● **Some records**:
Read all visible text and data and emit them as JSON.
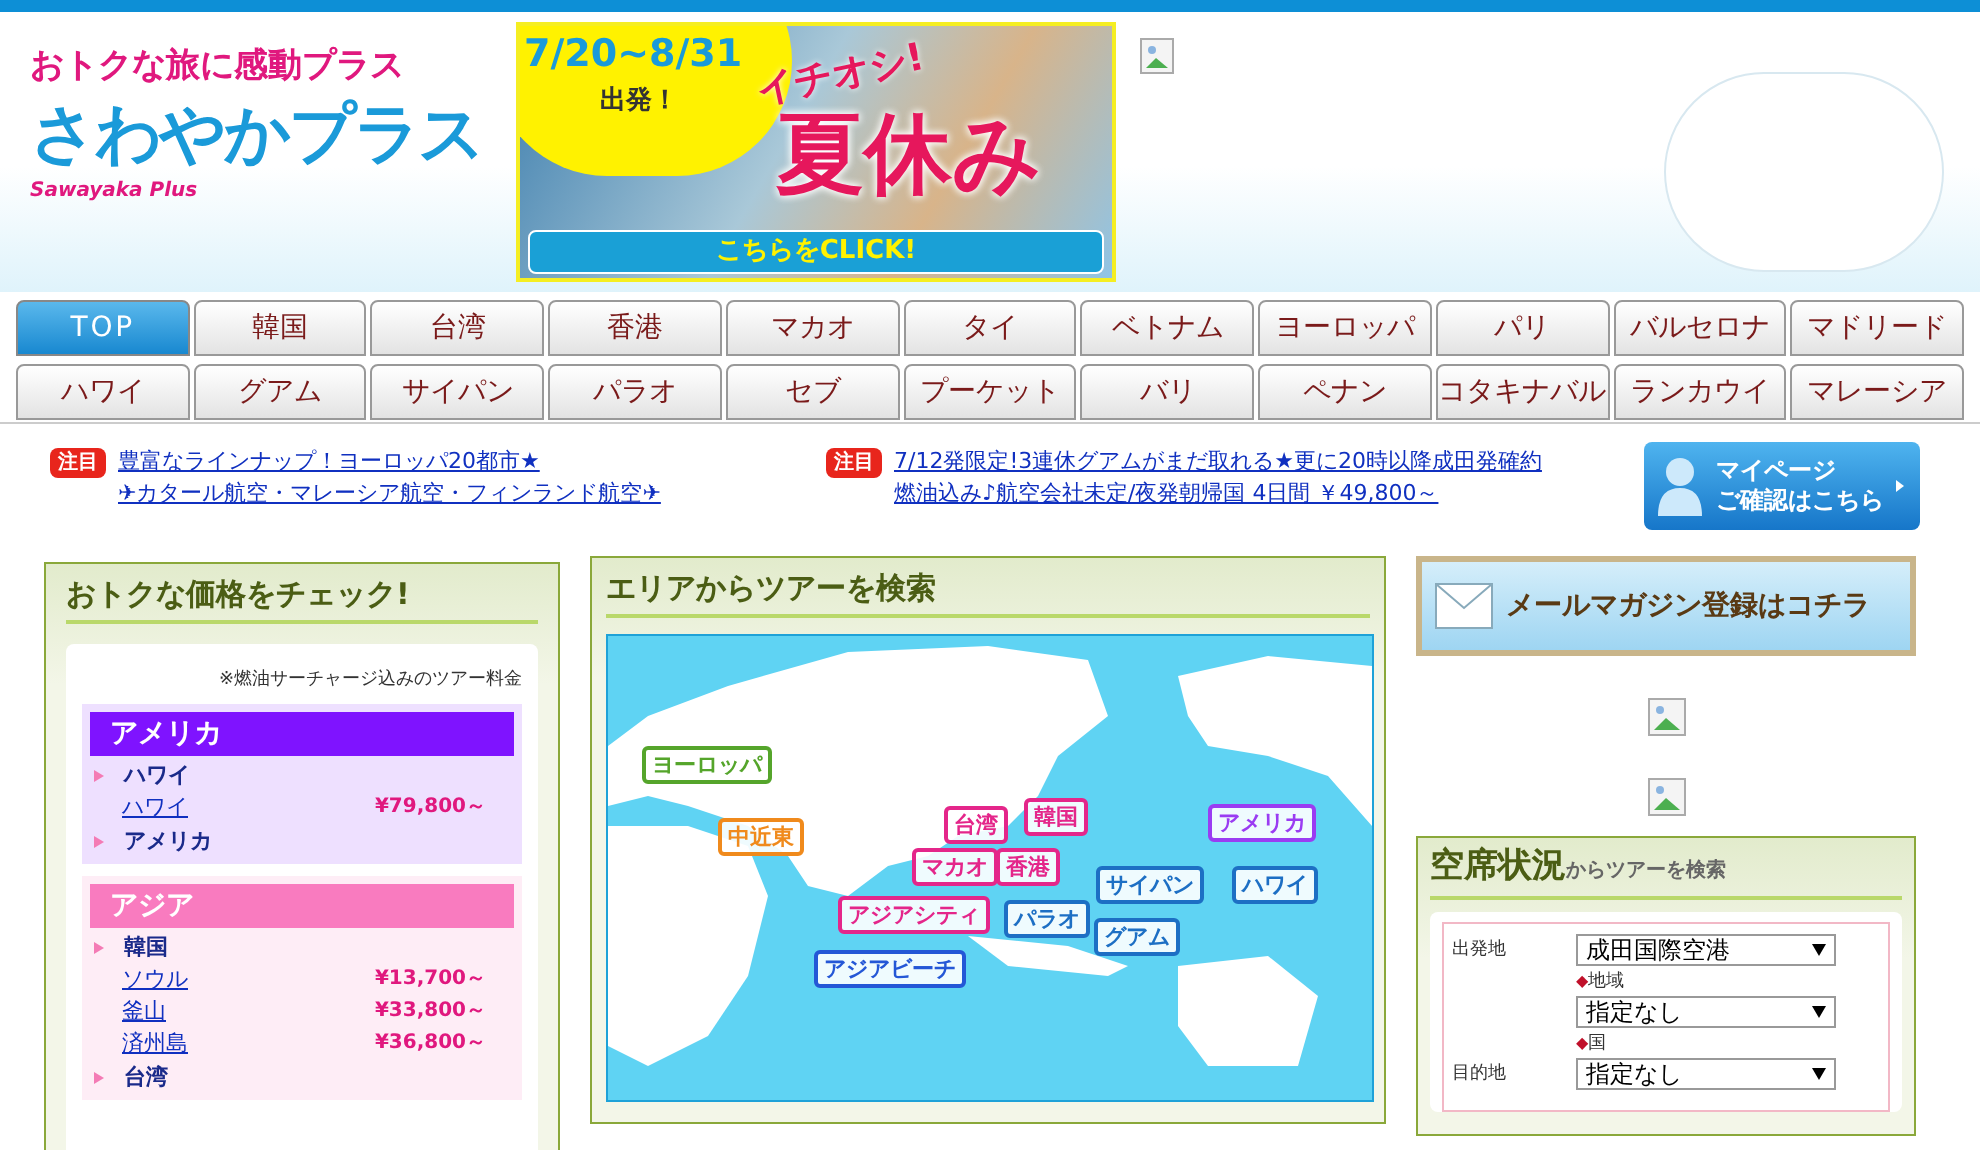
{
  "header": {
    "tagline": "おトクな旅に感動プラス",
    "logo": "さわやかプラス",
    "logo_sub": "Sawayaka Plus",
    "banner": {
      "dates": "7/20~8/31",
      "departure": "出発！",
      "catch": "イチオシ!",
      "title": "夏休み",
      "button": "こちらをCLICK!"
    }
  },
  "tabs": [
    [
      {
        "label": "TOP",
        "selected": true
      },
      {
        "label": "韓国",
        "selected": false
      },
      {
        "label": "台湾",
        "selected": false
      },
      {
        "label": "香港",
        "selected": false
      },
      {
        "label": "マカオ",
        "selected": false
      },
      {
        "label": "タイ",
        "selected": false
      },
      {
        "label": "ベトナム",
        "selected": false
      },
      {
        "label": "ヨーロッパ",
        "selected": false
      },
      {
        "label": "パリ",
        "selected": false
      },
      {
        "label": "バルセロナ",
        "selected": false
      },
      {
        "label": "マドリード",
        "selected": false
      }
    ],
    [
      {
        "label": "ハワイ",
        "selected": false
      },
      {
        "label": "グアム",
        "selected": false
      },
      {
        "label": "サイパン",
        "selected": false
      },
      {
        "label": "パラオ",
        "selected": false
      },
      {
        "label": "セブ",
        "selected": false
      },
      {
        "label": "プーケット",
        "selected": false
      },
      {
        "label": "バリ",
        "selected": false
      },
      {
        "label": "ペナン",
        "selected": false
      },
      {
        "label": "コタキナバル",
        "selected": false
      },
      {
        "label": "ランカウイ",
        "selected": false
      },
      {
        "label": "マレーシア",
        "selected": false
      }
    ]
  ],
  "notices": [
    {
      "badge": "注目",
      "lines": [
        "豊富なラインナップ！ヨーロッパ20都市★",
        "✈カタール航空・マレーシア航空・フィンランド航空✈"
      ]
    },
    {
      "badge": "注目",
      "lines": [
        "7/12発限定!3連休グアムがまだ取れる★更に20時以降成田発確約",
        "燃油込み♪航空会社未定/夜発朝帰国 4日間 ￥49,800～"
      ]
    }
  ],
  "mypage_button": [
    "マイページ",
    "ご確認はこちら"
  ],
  "price_panel": {
    "title": "おトクな価格をチェック!",
    "note": "※燃油サーチャージ込みのツアー料金",
    "regions": [
      {
        "name": "アメリカ",
        "color": "#7f13ff",
        "countries": [
          {
            "name": "ハワイ",
            "cities": [
              {
                "name": "ハワイ",
                "price": "¥79,800～"
              }
            ]
          },
          {
            "name": "アメリカ"
          }
        ]
      },
      {
        "name": "アジア",
        "color": "#f97bbf",
        "countries": [
          {
            "name": "韓国",
            "cities": [
              {
                "name": "ソウル",
                "price": "¥13,700～"
              },
              {
                "name": "釜山",
                "price": "¥33,800～"
              },
              {
                "name": "済州島",
                "price": "¥36,800～"
              }
            ]
          },
          {
            "name": "台湾"
          }
        ]
      }
    ]
  },
  "area_search": {
    "title": "エリアからツアーを検索",
    "labels": [
      {
        "label": "ヨーロッパ",
        "color": "#55a52b"
      },
      {
        "label": "中近東",
        "color": "#f08a1c"
      },
      {
        "label": "台湾",
        "color": "#e4268a"
      },
      {
        "label": "韓国",
        "color": "#e4268a"
      },
      {
        "label": "マカオ",
        "color": "#e4268a"
      },
      {
        "label": "香港",
        "color": "#e4268a"
      },
      {
        "label": "アジアシティ",
        "color": "#e4268a"
      },
      {
        "label": "パラオ",
        "color": "#1d6fc4"
      },
      {
        "label": "サイパン",
        "color": "#1d6fc4"
      },
      {
        "label": "グアム",
        "color": "#1d6fc4"
      },
      {
        "label": "アジアビーチ",
        "color": "#2457d6"
      },
      {
        "label": "アメリカ",
        "color": "#9a3cf2"
      },
      {
        "label": "ハワイ",
        "color": "#1d6fc4"
      }
    ]
  },
  "mail_banner": "メールマガジン登録はコチラ",
  "availability": {
    "title": "空席状況",
    "subtitle": "からツアーを検索",
    "departure_label": "出発地",
    "departure_value": "成田国際空港",
    "region_marker": "◆",
    "region_label": "地域",
    "region_value": "指定なし",
    "destination_label": "目的地",
    "country_marker": "◆",
    "country_label": "国",
    "country_value": "指定なし"
  }
}
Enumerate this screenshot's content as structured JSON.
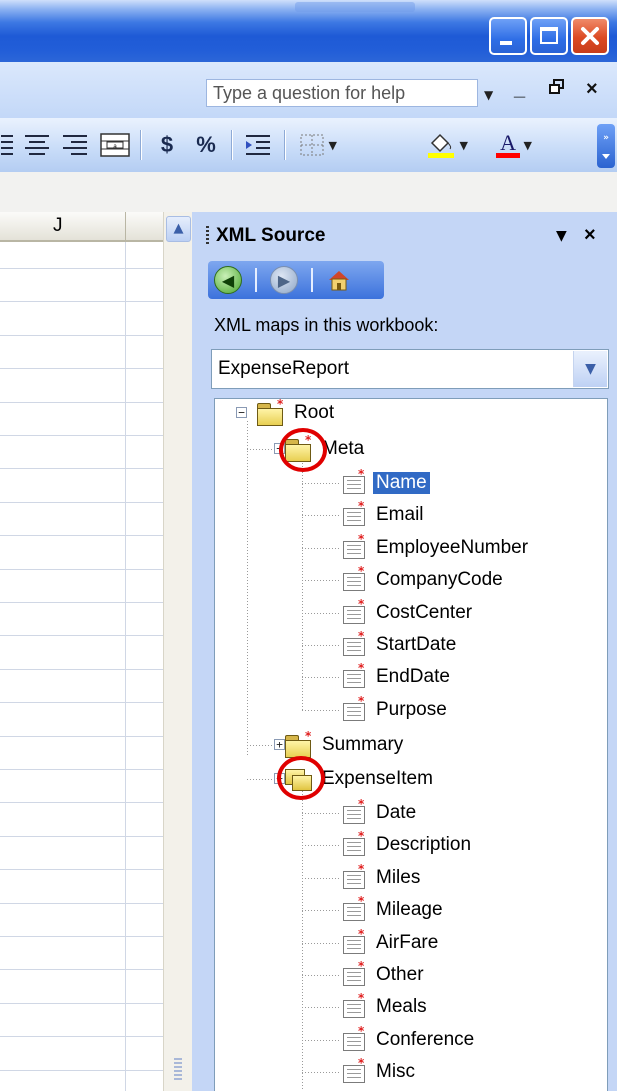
{
  "window": {
    "help_placeholder": "Type a question for help",
    "doc_controls": [
      "_",
      "❐",
      "×"
    ]
  },
  "toolbar": {
    "currency": "$",
    "percent": "%",
    "font_color_letter": "A"
  },
  "sheet": {
    "column_label": "J"
  },
  "pane": {
    "title": "XML Source",
    "maps_label": "XML maps in this workbook:",
    "selected_map": "ExpenseReport",
    "tree": {
      "root": "Root",
      "meta": "Meta",
      "meta_items": [
        "Name",
        "Email",
        "EmployeeNumber",
        "CompanyCode",
        "CostCenter",
        "StartDate",
        "EndDate",
        "Purpose"
      ],
      "summary": "Summary",
      "expense_item": "ExpenseItem",
      "expense_items": [
        "Date",
        "Description",
        "Miles",
        "Mileage",
        "AirFare",
        "Other",
        "Meals",
        "Conference",
        "Misc"
      ],
      "selected": "Name"
    }
  },
  "colors": {
    "title_blue": "#1e5ad6",
    "selection": "#316ac5",
    "highlight_circle": "#e00000"
  }
}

● **Requirement**: Transcribe all entries above exactly. Drop the pictures.

● **Completed task**:
Read all visible text and data and emit them as JSON.
{
  "header": {
    "tagline": "おトクな旅に感動プラス",
    "logo": "さわやかプラス",
    "logo_sub": "Sawayaka Plus",
    "banner": {
      "dates": "7/20~8/31",
      "departure": "出発！",
      "catch": "イチオシ!",
      "title": "夏休み",
      "button": "こちらをCLICK!"
    }
  },
  "tabs": [
    [
      {
        "label": "TOP",
        "selected": true
      },
      {
        "label": "韓国",
        "selected": false
      },
      {
        "label": "台湾",
        "selected": false
      },
      {
        "label": "香港",
        "selected": false
      },
      {
        "label": "マカオ",
        "selected": false
      },
      {
        "label": "タイ",
        "selected": false
      },
      {
        "label": "ベトナム",
        "selected": false
      },
      {
        "label": "ヨーロッパ",
        "selected": false
      },
      {
        "label": "パリ",
        "selected": false
      },
      {
        "label": "バルセロナ",
        "selected": false
      },
      {
        "label": "マドリード",
        "selected": false
      }
    ],
    [
      {
        "label": "ハワイ",
        "selected": false
      },
      {
        "label": "グアム",
        "selected": false
      },
      {
        "label": "サイパン",
        "selected": false
      },
      {
        "label": "パラオ",
        "selected": false
      },
      {
        "label": "セブ",
        "selected": false
      },
      {
        "label": "プーケット",
        "selected": false
      },
      {
        "label": "バリ",
        "selected": false
      },
      {
        "label": "ペナン",
        "selected": false
      },
      {
        "label": "コタキナバル",
        "selected": false
      },
      {
        "label": "ランカウイ",
        "selected": false
      },
      {
        "label": "マレーシア",
        "selected": false
      }
    ]
  ],
  "notices": [
    {
      "badge": "注目",
      "lines": [
        "豊富なラインナップ！ヨーロッパ20都市★",
        "✈カタール航空・マレーシア航空・フィンランド航空✈"
      ]
    },
    {
      "badge": "注目",
      "lines": [
        "7/12発限定!3連休グアムがまだ取れる★更に20時以降成田発確約",
        "燃油込み♪航空会社未定/夜発朝帰国 4日間 ￥49,800～"
      ]
    }
  ],
  "mypage_button": [
    "マイページ",
    "ご確認はこちら"
  ],
  "price_panel": {
    "title": "おトクな価格をチェック!",
    "note": "※燃油サーチャージ込みのツアー料金",
    "regions": [
      {
        "name": "アメリカ",
        "color": "#7f13ff",
        "countries": [
          {
            "name": "ハワイ",
            "cities": [
              {
                "name": "ハワイ",
                "price": "¥79,800～"
              }
            ]
          },
          {
            "name": "アメリカ"
          }
        ]
      },
      {
        "name": "アジア",
        "color": "#f97bbf",
        "countries": [
          {
            "name": "韓国",
            "cities": [
              {
                "name": "ソウル",
                "price": "¥13,700～"
              },
              {
                "name": "釜山",
                "price": "¥33,800～"
              },
              {
                "name": "済州島",
                "price": "¥36,800～"
              }
            ]
          },
          {
            "name": "台湾"
          }
        ]
      }
    ]
  },
  "area_search": {
    "title": "エリアからツアーを検索",
    "labels": [
      {
        "label": "ヨーロッパ",
        "color": "#55a52b"
      },
      {
        "label": "中近東",
        "color": "#f08a1c"
      },
      {
        "label": "台湾",
        "color": "#e4268a"
      },
      {
        "label": "韓国",
        "color": "#e4268a"
      },
      {
        "label": "マカオ",
        "color": "#e4268a"
      },
      {
        "label": "香港",
        "color": "#e4268a"
      },
      {
        "label": "アジアシティ",
        "color": "#e4268a"
      },
      {
        "label": "パラオ",
        "color": "#1d6fc4"
      },
      {
        "label": "サイパン",
        "color": "#1d6fc4"
      },
      {
        "label": "グアム",
        "color": "#1d6fc4"
      },
      {
        "label": "アジアビーチ",
        "color": "#2457d6"
      },
      {
        "label": "アメリカ",
        "color": "#9a3cf2"
      },
      {
        "label": "ハワイ",
        "color": "#1d6fc4"
      }
    ]
  },
  "mail_banner": "メールマガジン登録はコチラ",
  "availability": {
    "title": "空席状況",
    "subtitle": "からツアーを検索",
    "departure_label": "出発地",
    "departure_value": "成田国際空港",
    "region_marker": "◆",
    "region_label": "地域",
    "region_value": "指定なし",
    "destination_label": "目的地",
    "country_marker": "◆",
    "country_label": "国",
    "country_value": "指定なし"
  }
}
Enumerate this screenshot's content as structured JSON.
{
  "window": {
    "help_placeholder": "Type a question for help",
    "doc_controls": [
      "_",
      "❐",
      "×"
    ]
  },
  "toolbar": {
    "currency": "$",
    "percent": "%",
    "font_color_letter": "A"
  },
  "sheet": {
    "column_label": "J"
  },
  "pane": {
    "title": "XML Source",
    "maps_label": "XML maps in this workbook:",
    "selected_map": "ExpenseReport",
    "tree": {
      "root": "Root",
      "meta": "Meta",
      "meta_items": [
        "Name",
        "Email",
        "EmployeeNumber",
        "CompanyCode",
        "CostCenter",
        "StartDate",
        "EndDate",
        "Purpose"
      ],
      "summary": "Summary",
      "expense_item": "ExpenseItem",
      "expense_items": [
        "Date",
        "Description",
        "Miles",
        "Mileage",
        "AirFare",
        "Other",
        "Meals",
        "Conference",
        "Misc"
      ],
      "selected": "Name"
    }
  },
  "colors": {
    "title_blue": "#1e5ad6",
    "selection": "#316ac5",
    "highlight_circle": "#e00000"
  }
}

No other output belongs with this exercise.